* _Given problem_
Quote the data below verbatim, from its first line up to and including the line that contains "table-row (382, 21, 404, 861)".

Dataset excerpt:
Begin

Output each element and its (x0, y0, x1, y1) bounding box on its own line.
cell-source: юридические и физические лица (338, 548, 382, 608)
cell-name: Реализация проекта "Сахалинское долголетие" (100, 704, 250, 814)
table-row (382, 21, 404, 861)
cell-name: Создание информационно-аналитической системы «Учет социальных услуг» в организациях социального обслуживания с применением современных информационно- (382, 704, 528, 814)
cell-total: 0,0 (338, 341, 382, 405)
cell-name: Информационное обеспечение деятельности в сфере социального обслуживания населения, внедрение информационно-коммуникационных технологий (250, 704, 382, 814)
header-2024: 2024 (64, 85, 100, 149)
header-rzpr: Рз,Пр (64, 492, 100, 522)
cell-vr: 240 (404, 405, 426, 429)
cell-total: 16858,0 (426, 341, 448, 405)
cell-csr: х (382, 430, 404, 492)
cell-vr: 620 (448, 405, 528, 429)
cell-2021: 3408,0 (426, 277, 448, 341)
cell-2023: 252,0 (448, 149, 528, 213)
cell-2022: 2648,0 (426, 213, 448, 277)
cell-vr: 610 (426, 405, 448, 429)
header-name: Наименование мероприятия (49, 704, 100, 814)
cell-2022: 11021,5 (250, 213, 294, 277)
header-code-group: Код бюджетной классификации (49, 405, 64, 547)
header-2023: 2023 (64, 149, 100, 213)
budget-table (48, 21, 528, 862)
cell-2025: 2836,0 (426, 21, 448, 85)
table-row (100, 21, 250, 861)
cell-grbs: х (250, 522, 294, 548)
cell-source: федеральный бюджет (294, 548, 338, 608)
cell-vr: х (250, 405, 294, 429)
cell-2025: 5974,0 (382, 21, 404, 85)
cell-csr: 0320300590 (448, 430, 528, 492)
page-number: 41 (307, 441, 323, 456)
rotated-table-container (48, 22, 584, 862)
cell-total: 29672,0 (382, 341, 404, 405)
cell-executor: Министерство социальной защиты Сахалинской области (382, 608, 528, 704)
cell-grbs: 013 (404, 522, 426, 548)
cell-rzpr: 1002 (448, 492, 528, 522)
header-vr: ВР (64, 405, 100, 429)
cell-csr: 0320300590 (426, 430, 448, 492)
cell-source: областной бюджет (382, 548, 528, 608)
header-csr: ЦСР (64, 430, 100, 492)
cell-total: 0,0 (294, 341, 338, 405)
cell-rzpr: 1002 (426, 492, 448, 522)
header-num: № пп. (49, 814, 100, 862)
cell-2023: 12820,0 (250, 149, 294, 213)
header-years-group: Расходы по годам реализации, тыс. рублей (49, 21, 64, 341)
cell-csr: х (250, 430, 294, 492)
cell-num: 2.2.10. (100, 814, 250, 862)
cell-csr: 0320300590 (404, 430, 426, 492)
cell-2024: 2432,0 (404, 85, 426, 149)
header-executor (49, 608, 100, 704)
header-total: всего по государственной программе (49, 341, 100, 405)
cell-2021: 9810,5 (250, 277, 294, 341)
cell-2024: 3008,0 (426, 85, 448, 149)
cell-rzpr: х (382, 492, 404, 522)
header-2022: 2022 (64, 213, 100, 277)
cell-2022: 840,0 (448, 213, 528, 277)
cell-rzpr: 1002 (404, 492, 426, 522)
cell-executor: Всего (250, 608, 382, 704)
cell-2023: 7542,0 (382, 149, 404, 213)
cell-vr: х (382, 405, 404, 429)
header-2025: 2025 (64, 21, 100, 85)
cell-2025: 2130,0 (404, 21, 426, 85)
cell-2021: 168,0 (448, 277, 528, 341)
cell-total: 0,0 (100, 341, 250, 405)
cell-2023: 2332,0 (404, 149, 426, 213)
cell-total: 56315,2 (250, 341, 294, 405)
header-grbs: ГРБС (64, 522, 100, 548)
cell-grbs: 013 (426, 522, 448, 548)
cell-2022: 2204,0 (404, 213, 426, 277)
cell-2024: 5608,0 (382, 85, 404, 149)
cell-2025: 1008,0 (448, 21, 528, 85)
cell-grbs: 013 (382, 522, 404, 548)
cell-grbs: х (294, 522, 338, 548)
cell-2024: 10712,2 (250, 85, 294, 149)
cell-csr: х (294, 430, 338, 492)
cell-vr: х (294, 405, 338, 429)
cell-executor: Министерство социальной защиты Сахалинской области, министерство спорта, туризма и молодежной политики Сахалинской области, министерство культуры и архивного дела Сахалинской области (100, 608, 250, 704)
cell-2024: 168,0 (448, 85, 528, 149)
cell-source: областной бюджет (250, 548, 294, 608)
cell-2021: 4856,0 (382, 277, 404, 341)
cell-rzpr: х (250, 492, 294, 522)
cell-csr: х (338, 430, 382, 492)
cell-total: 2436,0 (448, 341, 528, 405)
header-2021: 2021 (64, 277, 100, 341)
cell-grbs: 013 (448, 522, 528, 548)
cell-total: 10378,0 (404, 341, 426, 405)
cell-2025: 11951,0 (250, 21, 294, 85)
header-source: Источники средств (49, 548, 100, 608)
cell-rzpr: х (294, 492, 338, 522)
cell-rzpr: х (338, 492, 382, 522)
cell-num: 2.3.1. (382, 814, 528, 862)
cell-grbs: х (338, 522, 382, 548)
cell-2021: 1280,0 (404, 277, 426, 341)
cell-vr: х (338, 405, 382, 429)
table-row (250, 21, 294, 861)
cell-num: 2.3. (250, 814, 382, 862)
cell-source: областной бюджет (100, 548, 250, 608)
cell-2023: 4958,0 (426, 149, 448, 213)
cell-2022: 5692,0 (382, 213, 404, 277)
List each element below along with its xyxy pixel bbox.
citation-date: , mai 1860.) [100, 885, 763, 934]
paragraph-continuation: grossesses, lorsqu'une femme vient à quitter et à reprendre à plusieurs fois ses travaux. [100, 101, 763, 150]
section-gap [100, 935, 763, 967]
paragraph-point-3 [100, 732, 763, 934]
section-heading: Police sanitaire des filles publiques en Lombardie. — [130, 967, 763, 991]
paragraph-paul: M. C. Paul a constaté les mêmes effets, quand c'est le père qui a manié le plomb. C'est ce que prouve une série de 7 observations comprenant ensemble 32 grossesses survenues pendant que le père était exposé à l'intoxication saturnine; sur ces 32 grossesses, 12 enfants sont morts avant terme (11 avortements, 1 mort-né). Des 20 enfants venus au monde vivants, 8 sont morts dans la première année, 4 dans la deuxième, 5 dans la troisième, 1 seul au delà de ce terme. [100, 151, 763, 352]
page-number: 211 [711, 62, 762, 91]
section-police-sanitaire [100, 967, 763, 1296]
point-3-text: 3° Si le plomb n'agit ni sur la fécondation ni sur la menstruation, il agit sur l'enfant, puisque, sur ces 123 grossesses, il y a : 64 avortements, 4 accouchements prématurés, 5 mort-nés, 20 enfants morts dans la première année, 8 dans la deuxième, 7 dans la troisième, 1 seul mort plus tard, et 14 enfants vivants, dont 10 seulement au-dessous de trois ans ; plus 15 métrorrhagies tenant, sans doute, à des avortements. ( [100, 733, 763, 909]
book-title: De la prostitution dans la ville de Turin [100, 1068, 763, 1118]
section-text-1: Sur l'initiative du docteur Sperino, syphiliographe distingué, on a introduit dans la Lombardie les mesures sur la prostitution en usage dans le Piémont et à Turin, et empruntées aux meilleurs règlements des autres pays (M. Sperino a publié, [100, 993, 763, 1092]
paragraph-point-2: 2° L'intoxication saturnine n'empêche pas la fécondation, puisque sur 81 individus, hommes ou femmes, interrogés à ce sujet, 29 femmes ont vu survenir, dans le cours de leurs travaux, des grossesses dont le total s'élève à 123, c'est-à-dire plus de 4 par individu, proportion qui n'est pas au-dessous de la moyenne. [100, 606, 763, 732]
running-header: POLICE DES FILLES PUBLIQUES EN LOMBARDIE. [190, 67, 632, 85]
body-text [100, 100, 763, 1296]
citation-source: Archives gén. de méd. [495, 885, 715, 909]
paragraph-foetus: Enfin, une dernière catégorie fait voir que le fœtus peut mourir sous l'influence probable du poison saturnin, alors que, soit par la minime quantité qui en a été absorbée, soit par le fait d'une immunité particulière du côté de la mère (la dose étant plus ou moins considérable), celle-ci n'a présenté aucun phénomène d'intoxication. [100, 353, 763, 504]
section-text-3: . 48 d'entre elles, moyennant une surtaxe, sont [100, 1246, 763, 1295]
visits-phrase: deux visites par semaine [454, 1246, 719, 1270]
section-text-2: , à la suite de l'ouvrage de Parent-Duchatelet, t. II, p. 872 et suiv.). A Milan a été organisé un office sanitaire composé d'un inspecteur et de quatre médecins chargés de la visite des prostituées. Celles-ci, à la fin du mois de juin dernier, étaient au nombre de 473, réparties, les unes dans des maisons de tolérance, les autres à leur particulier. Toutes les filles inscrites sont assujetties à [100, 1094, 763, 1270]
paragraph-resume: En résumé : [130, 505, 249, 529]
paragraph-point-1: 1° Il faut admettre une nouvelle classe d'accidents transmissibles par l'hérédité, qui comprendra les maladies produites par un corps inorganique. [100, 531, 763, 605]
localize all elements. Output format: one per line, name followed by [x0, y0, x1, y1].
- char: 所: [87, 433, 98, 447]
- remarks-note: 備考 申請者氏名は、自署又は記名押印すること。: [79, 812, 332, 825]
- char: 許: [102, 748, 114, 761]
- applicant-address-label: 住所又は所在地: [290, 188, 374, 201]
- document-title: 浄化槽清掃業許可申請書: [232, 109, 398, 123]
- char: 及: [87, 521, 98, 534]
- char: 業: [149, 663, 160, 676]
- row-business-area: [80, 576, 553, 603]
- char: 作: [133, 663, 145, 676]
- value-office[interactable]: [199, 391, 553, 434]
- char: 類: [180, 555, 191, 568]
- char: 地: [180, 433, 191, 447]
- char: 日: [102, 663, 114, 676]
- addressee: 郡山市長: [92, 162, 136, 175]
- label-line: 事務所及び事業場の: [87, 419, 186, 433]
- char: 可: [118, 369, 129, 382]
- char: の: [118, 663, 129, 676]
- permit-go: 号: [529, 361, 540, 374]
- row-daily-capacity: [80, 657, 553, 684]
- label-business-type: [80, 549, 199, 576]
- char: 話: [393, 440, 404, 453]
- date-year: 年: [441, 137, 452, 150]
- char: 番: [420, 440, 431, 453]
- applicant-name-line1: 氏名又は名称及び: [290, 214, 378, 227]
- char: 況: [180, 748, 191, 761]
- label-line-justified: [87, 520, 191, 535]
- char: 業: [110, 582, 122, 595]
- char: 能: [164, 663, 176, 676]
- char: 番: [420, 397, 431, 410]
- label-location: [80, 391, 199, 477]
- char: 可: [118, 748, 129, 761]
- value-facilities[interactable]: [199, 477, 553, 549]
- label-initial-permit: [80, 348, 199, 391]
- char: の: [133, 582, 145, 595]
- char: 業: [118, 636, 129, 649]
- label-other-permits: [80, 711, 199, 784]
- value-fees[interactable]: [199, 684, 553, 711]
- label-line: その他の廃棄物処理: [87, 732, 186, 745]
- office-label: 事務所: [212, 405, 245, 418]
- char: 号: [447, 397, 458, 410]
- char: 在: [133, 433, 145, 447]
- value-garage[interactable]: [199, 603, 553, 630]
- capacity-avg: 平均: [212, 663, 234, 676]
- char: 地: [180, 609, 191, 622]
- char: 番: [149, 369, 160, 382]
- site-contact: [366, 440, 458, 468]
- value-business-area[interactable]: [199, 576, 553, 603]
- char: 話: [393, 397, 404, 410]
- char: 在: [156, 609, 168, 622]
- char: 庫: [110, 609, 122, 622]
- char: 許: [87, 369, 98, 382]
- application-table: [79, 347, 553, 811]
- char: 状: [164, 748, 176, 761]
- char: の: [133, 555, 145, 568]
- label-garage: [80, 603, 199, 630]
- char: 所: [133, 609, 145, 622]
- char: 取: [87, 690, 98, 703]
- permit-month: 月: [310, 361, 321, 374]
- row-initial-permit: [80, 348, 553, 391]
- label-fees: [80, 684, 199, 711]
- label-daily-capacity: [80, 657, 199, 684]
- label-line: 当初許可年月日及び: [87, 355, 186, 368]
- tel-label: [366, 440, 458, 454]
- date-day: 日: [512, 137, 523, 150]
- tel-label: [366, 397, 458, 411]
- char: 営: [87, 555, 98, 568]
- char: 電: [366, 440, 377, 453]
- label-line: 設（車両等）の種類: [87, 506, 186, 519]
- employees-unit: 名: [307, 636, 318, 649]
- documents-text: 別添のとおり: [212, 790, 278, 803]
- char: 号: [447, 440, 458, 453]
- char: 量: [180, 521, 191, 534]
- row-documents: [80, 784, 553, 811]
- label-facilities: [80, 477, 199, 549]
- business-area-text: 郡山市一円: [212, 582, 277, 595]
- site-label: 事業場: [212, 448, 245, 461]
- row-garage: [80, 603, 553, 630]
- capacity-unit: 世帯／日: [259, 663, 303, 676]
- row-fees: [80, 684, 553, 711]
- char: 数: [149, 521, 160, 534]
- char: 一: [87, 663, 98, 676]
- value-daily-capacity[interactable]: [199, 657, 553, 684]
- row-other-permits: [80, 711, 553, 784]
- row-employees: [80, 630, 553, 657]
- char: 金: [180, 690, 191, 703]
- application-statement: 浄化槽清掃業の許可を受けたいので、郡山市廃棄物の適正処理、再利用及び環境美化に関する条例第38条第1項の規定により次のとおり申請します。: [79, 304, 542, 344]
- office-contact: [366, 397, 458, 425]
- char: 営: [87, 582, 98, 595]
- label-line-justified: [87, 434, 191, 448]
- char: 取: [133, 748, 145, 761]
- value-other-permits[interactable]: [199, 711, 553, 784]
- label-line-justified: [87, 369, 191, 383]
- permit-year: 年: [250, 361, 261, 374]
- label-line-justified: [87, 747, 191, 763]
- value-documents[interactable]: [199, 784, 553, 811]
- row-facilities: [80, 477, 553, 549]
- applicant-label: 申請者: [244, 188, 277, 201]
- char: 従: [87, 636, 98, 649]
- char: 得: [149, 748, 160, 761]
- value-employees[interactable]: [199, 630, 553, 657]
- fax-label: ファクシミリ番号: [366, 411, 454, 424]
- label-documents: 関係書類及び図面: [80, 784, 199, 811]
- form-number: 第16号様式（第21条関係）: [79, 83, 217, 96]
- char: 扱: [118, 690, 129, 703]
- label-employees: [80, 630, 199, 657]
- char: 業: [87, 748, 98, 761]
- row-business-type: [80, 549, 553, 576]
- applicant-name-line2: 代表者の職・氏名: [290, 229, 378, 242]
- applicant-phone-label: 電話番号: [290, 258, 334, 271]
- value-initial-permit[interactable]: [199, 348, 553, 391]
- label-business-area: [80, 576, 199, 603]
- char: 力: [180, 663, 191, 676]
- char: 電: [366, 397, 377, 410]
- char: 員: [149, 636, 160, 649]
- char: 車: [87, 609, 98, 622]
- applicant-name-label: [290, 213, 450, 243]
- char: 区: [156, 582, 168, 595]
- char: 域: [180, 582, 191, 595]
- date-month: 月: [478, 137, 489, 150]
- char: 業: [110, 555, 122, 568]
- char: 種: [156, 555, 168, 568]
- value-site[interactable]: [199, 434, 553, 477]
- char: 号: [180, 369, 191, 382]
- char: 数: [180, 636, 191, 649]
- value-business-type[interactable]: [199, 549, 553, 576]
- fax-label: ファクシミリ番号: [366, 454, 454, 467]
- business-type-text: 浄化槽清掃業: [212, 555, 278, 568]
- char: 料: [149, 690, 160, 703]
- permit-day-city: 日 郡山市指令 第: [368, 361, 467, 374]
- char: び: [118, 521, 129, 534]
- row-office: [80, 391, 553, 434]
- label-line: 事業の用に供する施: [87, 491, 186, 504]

End

* _Exercise answer_
Output each element and its (x0, y0, x1, y1) bounding box on its own line.
cell-source: юридические и физические лица (338, 548, 382, 608)
cell-name: Реализация проекта "Сахалинское долголетие" (100, 704, 250, 814)
table-row (382, 21, 404, 861)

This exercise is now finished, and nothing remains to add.